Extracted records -
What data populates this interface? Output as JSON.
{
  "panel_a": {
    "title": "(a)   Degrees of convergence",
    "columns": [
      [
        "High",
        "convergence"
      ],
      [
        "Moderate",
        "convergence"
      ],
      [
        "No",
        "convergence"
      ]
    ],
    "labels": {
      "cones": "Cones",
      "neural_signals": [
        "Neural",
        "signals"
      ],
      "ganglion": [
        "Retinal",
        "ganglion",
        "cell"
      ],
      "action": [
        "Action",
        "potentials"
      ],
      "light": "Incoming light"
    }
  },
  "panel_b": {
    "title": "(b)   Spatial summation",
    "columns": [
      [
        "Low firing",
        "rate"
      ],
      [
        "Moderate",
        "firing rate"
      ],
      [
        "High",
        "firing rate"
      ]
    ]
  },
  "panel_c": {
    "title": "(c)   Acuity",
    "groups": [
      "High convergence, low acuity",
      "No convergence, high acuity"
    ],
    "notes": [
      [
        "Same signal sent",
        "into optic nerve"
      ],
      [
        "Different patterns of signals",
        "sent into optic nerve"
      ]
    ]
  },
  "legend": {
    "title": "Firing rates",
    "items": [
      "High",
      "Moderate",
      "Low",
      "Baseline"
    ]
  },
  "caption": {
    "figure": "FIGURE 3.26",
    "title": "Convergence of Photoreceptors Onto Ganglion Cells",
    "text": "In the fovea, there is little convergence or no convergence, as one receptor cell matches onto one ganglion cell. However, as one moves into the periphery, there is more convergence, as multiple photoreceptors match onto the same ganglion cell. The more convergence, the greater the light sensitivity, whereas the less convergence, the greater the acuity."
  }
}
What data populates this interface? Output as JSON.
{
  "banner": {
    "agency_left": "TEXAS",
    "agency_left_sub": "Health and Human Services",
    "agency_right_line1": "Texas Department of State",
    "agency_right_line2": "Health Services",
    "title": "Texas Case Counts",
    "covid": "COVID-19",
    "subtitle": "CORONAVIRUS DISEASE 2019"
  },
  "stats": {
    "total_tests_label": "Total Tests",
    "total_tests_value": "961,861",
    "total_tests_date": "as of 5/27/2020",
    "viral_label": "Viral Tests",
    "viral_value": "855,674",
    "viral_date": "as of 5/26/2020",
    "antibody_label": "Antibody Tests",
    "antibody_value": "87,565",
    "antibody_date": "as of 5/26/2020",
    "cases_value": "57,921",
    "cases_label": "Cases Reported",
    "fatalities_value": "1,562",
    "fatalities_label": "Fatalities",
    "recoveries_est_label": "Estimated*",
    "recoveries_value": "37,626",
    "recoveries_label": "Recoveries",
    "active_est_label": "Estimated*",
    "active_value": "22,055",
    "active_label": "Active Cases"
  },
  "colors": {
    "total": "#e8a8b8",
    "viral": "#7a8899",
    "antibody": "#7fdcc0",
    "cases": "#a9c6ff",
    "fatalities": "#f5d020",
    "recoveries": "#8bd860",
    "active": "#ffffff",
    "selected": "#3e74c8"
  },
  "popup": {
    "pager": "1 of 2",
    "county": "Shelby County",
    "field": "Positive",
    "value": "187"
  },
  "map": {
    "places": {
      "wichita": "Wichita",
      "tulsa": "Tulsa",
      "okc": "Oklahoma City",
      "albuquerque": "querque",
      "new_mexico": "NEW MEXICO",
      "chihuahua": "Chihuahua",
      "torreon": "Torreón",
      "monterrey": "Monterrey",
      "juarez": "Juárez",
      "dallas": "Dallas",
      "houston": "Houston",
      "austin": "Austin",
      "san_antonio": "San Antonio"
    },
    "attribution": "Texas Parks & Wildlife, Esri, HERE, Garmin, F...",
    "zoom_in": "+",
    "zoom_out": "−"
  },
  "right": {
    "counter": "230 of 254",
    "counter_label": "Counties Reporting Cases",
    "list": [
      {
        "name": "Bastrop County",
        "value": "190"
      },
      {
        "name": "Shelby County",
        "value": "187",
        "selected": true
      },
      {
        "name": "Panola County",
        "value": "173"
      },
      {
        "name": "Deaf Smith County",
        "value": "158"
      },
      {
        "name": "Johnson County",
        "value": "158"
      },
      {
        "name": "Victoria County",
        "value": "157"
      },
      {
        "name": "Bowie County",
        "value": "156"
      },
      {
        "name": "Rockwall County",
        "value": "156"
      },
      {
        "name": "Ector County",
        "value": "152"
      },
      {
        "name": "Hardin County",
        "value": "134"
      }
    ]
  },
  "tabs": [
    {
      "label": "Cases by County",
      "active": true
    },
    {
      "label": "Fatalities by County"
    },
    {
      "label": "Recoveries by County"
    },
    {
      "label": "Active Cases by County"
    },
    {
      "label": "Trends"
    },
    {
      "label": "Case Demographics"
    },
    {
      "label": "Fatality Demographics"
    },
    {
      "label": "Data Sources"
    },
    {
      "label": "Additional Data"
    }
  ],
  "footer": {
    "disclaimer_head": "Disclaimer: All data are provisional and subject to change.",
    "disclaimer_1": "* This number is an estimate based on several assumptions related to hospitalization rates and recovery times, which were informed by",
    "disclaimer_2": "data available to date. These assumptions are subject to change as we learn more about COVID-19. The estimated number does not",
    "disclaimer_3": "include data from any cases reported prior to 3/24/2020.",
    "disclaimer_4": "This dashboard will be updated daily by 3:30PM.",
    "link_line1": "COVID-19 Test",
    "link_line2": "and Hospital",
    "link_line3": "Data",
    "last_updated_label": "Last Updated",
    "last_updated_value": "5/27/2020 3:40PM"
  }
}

Work instructions - Word for word, repeat every entry listed above.

Problem solution -
What data populates this interface? Output as JSON.
{
  "panel_a": {
    "title": "(a)   Degrees of convergence",
    "columns": [
      [
        "High",
        "convergence"
      ],
      [
        "Moderate",
        "convergence"
      ],
      [
        "No",
        "convergence"
      ]
    ],
    "labels": {
      "cones": "Cones",
      "neural_signals": [
        "Neural",
        "signals"
      ],
      "ganglion": [
        "Retinal",
        "ganglion",
        "cell"
      ],
      "action": [
        "Action",
        "potentials"
      ],
      "light": "Incoming light"
    }
  },
  "panel_b": {
    "title": "(b)   Spatial summation",
    "columns": [
      [
        "Low firing",
        "rate"
      ],
      [
        "Moderate",
        "firing rate"
      ],
      [
        "High",
        "firing rate"
      ]
    ]
  },
  "panel_c": {
    "title": "(c)   Acuity",
    "groups": [
      "High convergence, low acuity",
      "No convergence, high acuity"
    ],
    "notes": [
      [
        "Same signal sent",
        "into optic nerve"
      ],
      [
        "Different patterns of signals",
        "sent into optic nerve"
      ]
    ]
  },
  "legend": {
    "title": "Firing rates",
    "items": [
      "High",
      "Moderate",
      "Low",
      "Baseline"
    ]
  },
  "caption": {
    "figure": "FIGURE 3.26",
    "title": "Convergence of Photoreceptors Onto Ganglion Cells",
    "text": "In the fovea, there is little convergence or no convergence, as one receptor cell matches onto one ganglion cell. However, as one moves into the periphery, there is more convergence, as multiple photoreceptors match onto the same ganglion cell. The more convergence, the greater the light sensitivity, whereas the less convergence, the greater the acuity."
  }
}
What data populates this interface? Output as JSON.
{
  "banner": {
    "agency_left": "TEXAS",
    "agency_left_sub": "Health and Human Services",
    "agency_right_line1": "Texas Department of State",
    "agency_right_line2": "Health Services",
    "title": "Texas Case Counts",
    "covid": "COVID-19",
    "subtitle": "CORONAVIRUS DISEASE 2019"
  },
  "stats": {
    "total_tests_label": "Total Tests",
    "total_tests_value": "961,861",
    "total_tests_date": "as of 5/27/2020",
    "viral_label": "Viral Tests",
    "viral_value": "855,674",
    "viral_date": "as of 5/26/2020",
    "antibody_label": "Antibody Tests",
    "antibody_value": "87,565",
    "antibody_date": "as of 5/26/2020",
    "cases_value": "57,921",
    "cases_label": "Cases Reported",
    "fatalities_value": "1,562",
    "fatalities_label": "Fatalities",
    "recoveries_est_label": "Estimated*",
    "recoveries_value": "37,626",
    "recoveries_label": "Recoveries",
    "active_est_label": "Estimated*",
    "active_value": "22,055",
    "active_label": "Active Cases"
  },
  "colors": {
    "total": "#e8a8b8",
    "viral": "#7a8899",
    "antibody": "#7fdcc0",
    "cases": "#a9c6ff",
    "fatalities": "#f5d020",
    "recoveries": "#8bd860",
    "active": "#ffffff",
    "selected": "#3e74c8"
  },
  "popup": {
    "pager": "1 of 2",
    "county": "Shelby County",
    "field": "Positive",
    "value": "187"
  },
  "map": {
    "places": {
      "wichita": "Wichita",
      "tulsa": "Tulsa",
      "okc": "Oklahoma City",
      "albuquerque": "querque",
      "new_mexico": "NEW MEXICO",
      "chihuahua": "Chihuahua",
      "torreon": "Torreón",
      "monterrey": "Monterrey",
      "juarez": "Juárez",
      "dallas": "Dallas",
      "houston": "Houston",
      "austin": "Austin",
      "san_antonio": "San Antonio"
    },
    "attribution": "Texas Parks & Wildlife, Esri, HERE, Garmin, F...",
    "zoom_in": "+",
    "zoom_out": "−"
  },
  "right": {
    "counter": "230 of 254",
    "counter_label": "Counties Reporting Cases",
    "list": [
      {
        "name": "Bastrop County",
        "value": "190"
      },
      {
        "name": "Shelby County",
        "value": "187",
        "selected": true
      },
      {
        "name": "Panola County",
        "value": "173"
      },
      {
        "name": "Deaf Smith County",
        "value": "158"
      },
      {
        "name": "Johnson County",
        "value": "158"
      },
      {
        "name": "Victoria County",
        "value": "157"
      },
      {
        "name": "Bowie County",
        "value": "156"
      },
      {
        "name": "Rockwall County",
        "value": "156"
      },
      {
        "name": "Ector County",
        "value": "152"
      },
      {
        "name": "Hardin County",
        "value": "134"
      }
    ]
  },
  "tabs": [
    {
      "label": "Cases by County",
      "active": true
    },
    {
      "label": "Fatalities by County"
    },
    {
      "label": "Recoveries by County"
    },
    {
      "label": "Active Cases by County"
    },
    {
      "label": "Trends"
    },
    {
      "label": "Case Demographics"
    },
    {
      "label": "Fatality Demographics"
    },
    {
      "label": "Data Sources"
    },
    {
      "label": "Additional Data"
    }
  ],
  "footer": {
    "disclaimer_head": "Disclaimer: All data are provisional and subject to change.",
    "disclaimer_1": "* This number is an estimate based on several assumptions related to hospitalization rates and recovery times, which were informed by",
    "disclaimer_2": "data available to date. These assumptions are subject to change as we learn more about COVID-19. The estimated number does not",
    "disclaimer_3": "include data from any cases reported prior to 3/24/2020.",
    "disclaimer_4": "This dashboard will be updated daily by 3:30PM.",
    "link_line1": "COVID-19 Test",
    "link_line2": "and Hospital",
    "link_line3": "Data",
    "last_updated_label": "Last Updated",
    "last_updated_value": "5/27/2020 3:40PM"
  }
}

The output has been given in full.